§ **The request**
Take the lines from the one with "Extract all readable text from this page." to the end of the listing, both ends included, and quote them exactly, leaving pictures out.

§ **Data entries**
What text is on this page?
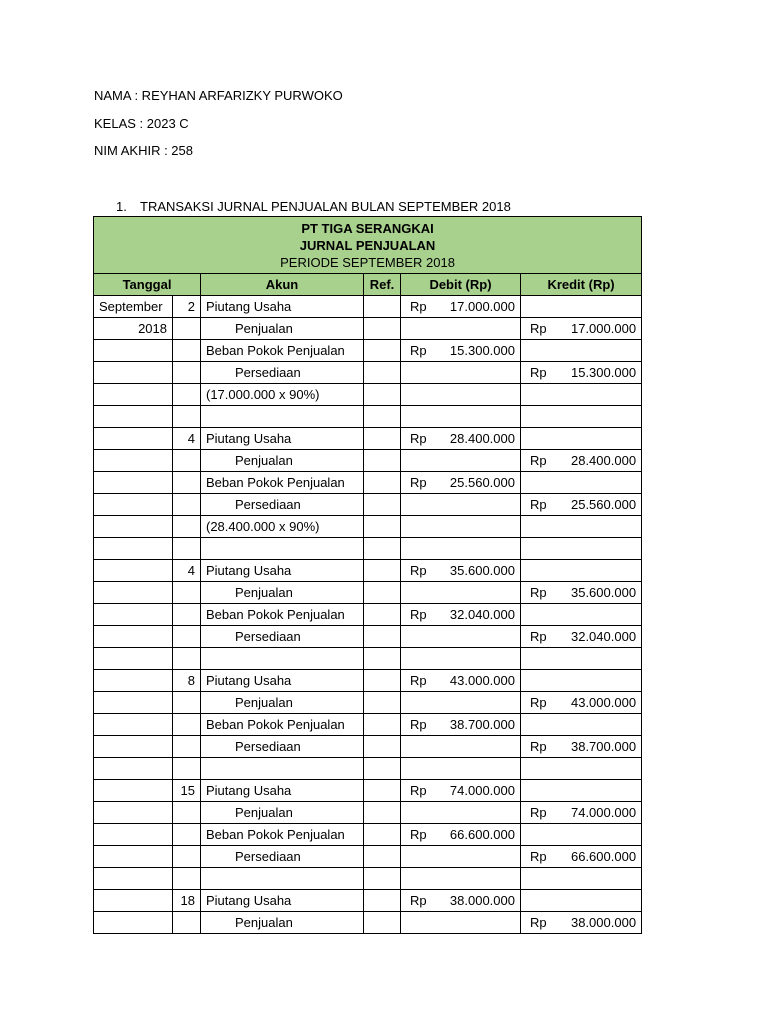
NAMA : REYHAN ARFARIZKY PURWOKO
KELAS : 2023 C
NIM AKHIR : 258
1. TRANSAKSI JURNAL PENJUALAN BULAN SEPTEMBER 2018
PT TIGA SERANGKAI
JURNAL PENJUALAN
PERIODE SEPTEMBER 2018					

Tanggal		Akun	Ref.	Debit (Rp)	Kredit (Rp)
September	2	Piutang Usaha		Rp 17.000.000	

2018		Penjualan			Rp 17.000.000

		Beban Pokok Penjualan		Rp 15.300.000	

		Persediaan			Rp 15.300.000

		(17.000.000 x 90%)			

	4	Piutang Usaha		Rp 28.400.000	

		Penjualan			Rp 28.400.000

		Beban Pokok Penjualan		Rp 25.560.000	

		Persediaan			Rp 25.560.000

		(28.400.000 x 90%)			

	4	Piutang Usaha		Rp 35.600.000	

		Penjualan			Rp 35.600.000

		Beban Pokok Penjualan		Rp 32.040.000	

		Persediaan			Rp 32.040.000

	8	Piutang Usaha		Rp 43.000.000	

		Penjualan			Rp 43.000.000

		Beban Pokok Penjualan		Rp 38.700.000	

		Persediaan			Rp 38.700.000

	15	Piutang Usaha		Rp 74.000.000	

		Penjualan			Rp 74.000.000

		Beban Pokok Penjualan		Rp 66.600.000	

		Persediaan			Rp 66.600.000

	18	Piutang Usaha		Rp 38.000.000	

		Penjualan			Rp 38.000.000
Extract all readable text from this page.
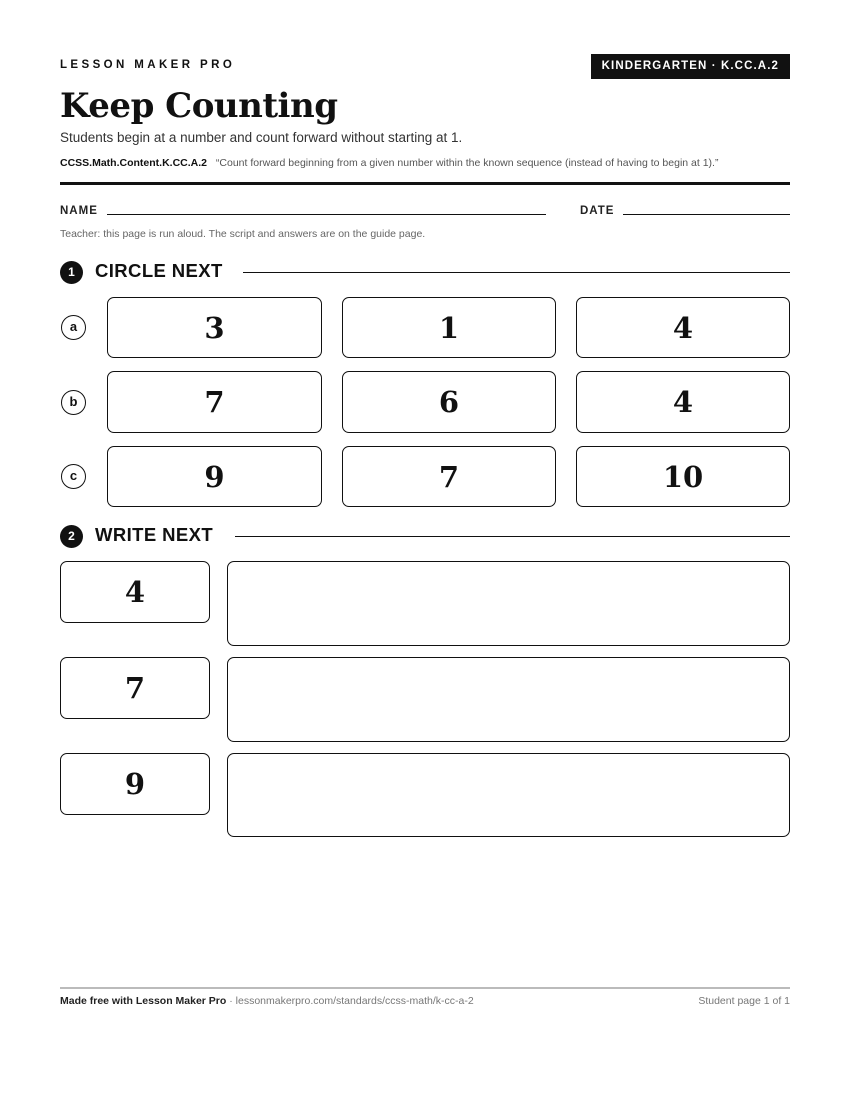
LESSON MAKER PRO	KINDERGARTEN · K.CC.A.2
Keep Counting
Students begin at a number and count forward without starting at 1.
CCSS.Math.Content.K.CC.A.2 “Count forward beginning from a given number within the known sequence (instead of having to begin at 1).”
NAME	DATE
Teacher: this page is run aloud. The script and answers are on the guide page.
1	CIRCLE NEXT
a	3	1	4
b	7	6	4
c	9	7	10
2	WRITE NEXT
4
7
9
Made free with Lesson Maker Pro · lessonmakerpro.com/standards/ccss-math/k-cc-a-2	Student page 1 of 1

§ **The completed task**
Extract all readable text from this page.
LESSON MAKER PRO	KINDERGARTEN · K.CC.A.2
Keep Counting
Students begin at a number and count forward without starting at 1.
CCSS.Math.Content.K.CC.A.2 “Count forward beginning from a given number within the known sequence (instead of having to begin at 1).”
NAME	DATE
Teacher: this page is run aloud. The script and answers are on the guide page.
1	CIRCLE NEXT
a	3	1	4
b	7	6	4
c	9	7	10
2	WRITE NEXT
4
7
9
Made free with Lesson Maker Pro · lessonmakerpro.com/standards/ccss-math/k-cc-a-2	Student page 1 of 1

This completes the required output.